▸ **Data for this exercise**:
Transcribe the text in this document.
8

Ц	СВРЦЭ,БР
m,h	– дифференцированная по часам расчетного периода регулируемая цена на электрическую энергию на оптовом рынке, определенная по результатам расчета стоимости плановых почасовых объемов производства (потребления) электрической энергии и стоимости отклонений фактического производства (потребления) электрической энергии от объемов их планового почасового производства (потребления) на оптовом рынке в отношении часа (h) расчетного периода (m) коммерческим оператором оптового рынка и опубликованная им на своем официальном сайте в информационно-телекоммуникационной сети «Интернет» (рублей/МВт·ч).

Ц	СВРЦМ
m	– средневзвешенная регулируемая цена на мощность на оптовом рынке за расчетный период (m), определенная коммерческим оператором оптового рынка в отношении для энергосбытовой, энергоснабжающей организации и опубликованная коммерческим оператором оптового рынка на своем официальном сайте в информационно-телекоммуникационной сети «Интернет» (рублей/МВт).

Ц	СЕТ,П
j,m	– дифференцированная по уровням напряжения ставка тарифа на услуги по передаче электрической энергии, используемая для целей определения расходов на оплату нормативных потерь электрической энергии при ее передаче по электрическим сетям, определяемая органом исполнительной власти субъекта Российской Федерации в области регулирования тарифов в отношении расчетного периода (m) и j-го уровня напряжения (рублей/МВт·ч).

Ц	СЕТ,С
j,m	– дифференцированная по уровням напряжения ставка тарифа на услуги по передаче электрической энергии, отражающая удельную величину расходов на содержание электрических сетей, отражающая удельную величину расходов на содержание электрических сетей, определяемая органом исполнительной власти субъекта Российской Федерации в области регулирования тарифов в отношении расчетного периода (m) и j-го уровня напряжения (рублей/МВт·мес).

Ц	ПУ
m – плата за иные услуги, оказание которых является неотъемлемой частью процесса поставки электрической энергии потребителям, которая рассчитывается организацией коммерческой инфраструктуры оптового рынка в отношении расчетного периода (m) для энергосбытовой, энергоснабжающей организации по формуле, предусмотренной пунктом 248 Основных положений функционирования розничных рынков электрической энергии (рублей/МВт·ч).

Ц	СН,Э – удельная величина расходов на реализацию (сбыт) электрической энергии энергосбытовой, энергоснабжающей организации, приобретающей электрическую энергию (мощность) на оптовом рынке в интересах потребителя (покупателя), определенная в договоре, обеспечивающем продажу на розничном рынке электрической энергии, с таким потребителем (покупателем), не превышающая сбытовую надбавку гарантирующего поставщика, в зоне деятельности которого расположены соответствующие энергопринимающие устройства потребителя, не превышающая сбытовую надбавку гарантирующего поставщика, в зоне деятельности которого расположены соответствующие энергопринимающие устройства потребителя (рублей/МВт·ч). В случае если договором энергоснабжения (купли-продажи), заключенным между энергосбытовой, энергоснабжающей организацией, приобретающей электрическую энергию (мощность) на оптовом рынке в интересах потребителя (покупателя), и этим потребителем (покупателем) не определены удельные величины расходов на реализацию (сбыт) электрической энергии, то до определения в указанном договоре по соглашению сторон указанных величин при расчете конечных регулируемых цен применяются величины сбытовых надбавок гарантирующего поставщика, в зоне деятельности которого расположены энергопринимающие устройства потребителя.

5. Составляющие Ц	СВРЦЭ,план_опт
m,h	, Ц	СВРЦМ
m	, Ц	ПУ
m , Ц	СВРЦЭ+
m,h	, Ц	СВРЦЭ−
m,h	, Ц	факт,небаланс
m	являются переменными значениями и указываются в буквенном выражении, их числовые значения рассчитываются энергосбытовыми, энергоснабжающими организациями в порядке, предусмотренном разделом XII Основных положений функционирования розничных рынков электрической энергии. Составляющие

▸ **Task prompt**: Review the preceding data and report every line that includes the string "Составляющие".

▸ **Response to this task**:
5. Составляющие Ц	СВРЦЭ,план_опт
m	являются переменными значениями и указываются в буквенном выражении, их числовые значения рассчитываются энергосбытовыми, энергоснабжающими организациями в порядке, предусмотренном разделом XII Основных положений функционирования розничных рынков электрической энергии. Составляющие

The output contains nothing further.